● PROBLEM REQUIREMENTS
Copy every line of the data that contains the string "SIZE".
--- PROVIDED RECORDS ---
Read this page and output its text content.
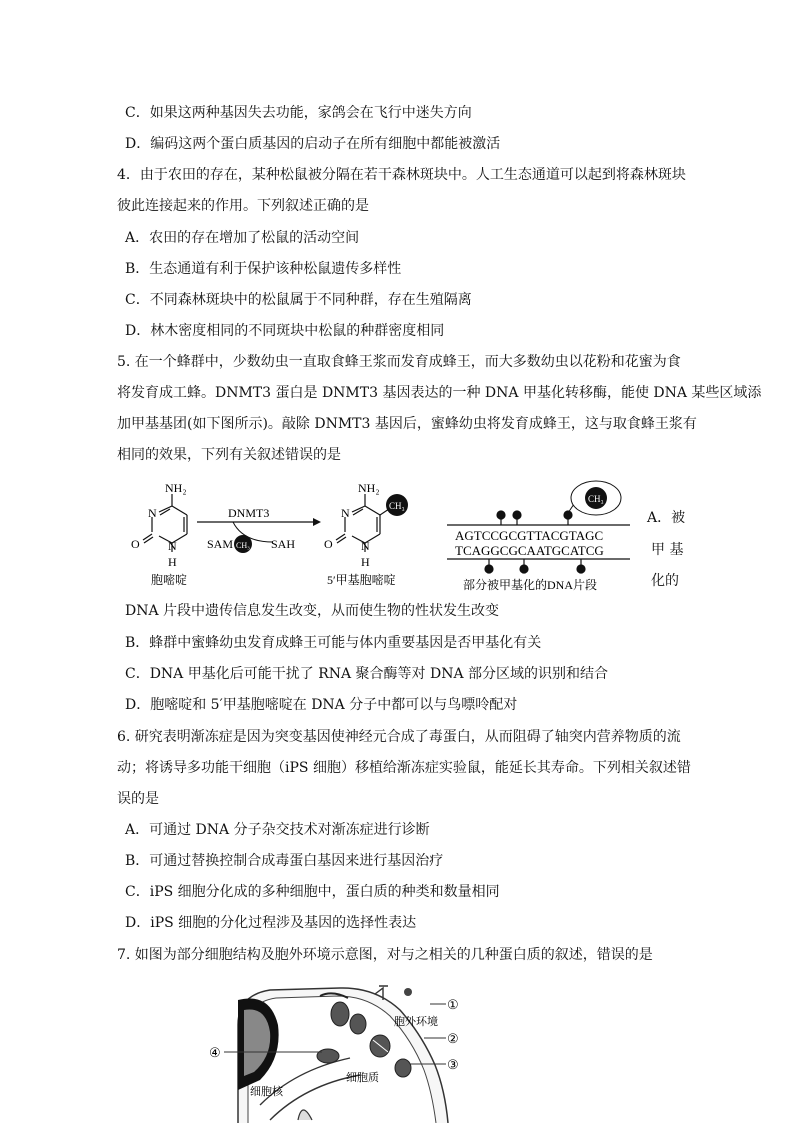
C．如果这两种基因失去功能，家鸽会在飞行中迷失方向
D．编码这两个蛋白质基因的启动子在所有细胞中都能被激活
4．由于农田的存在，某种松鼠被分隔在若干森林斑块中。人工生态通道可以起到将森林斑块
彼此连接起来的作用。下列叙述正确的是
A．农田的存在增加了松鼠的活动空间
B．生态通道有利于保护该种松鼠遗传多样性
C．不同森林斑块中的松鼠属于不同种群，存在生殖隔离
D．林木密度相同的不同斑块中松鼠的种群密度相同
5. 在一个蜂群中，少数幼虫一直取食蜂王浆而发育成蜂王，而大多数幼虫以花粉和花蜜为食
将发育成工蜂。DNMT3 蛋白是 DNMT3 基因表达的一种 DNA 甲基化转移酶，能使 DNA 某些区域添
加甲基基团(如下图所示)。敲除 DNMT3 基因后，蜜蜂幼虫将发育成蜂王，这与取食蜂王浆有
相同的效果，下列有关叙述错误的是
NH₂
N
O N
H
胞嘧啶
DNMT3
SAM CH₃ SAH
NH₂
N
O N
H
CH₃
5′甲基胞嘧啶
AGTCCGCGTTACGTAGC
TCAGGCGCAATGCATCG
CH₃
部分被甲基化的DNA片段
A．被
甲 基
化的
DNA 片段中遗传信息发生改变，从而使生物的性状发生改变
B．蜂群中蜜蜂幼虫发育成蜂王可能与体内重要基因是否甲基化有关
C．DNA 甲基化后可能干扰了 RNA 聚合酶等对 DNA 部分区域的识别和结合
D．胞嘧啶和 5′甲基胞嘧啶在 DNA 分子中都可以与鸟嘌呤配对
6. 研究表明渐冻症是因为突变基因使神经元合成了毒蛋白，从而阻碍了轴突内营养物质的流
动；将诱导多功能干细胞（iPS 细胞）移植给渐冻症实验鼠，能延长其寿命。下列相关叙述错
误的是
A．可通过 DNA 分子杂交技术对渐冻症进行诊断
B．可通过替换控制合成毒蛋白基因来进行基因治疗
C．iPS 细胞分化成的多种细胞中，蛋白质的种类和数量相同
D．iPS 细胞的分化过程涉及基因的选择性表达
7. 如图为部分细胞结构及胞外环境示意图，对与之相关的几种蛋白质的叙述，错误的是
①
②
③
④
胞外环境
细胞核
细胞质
---
--- PROVIDED RECORDS ---
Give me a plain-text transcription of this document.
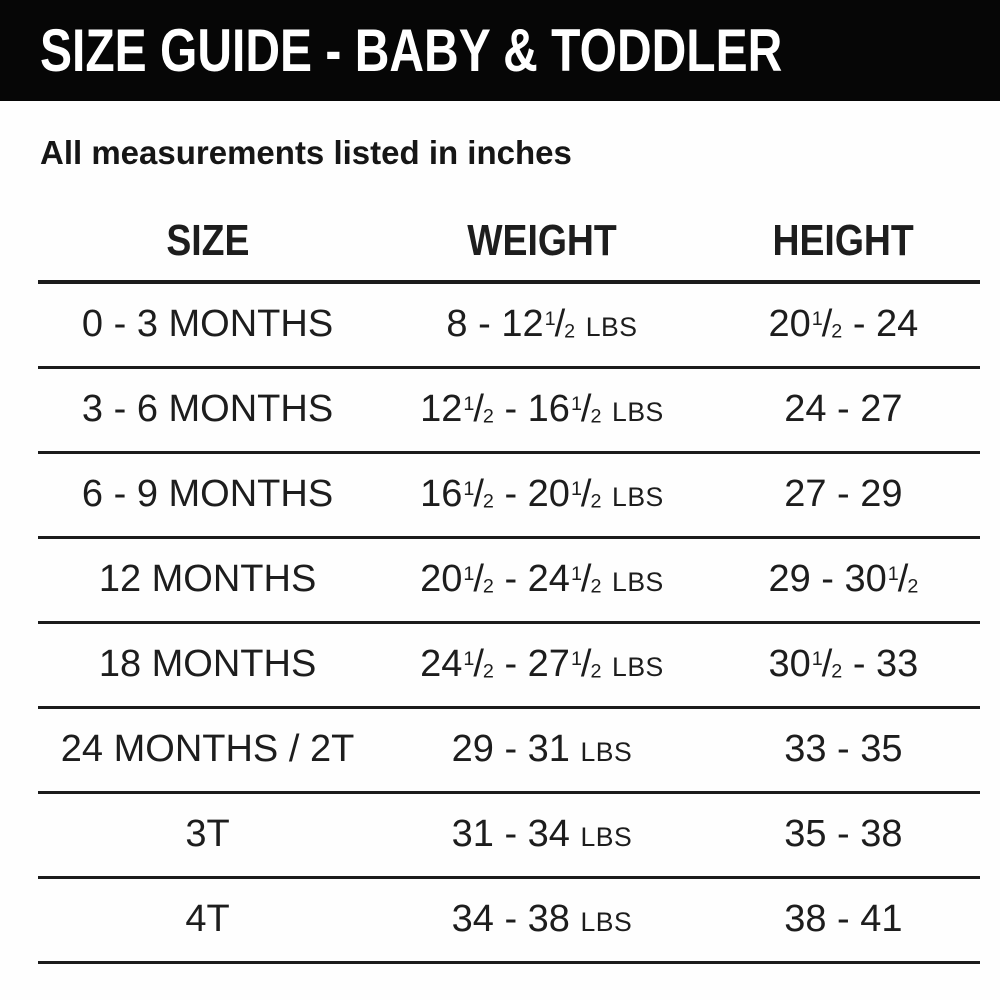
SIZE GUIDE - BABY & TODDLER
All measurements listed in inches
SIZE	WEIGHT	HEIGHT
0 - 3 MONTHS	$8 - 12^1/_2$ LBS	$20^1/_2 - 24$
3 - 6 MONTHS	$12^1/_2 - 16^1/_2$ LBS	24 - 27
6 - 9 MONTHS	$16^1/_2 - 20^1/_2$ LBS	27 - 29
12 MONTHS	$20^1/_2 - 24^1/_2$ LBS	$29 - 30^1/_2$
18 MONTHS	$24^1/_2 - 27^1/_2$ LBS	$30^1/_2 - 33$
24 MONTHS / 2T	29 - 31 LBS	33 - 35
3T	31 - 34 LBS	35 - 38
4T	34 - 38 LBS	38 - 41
---
● SOLUTION BELOW
SIZE GUIDE - BABY & TODDLER
SIZE	WEIGHT	HEIGHT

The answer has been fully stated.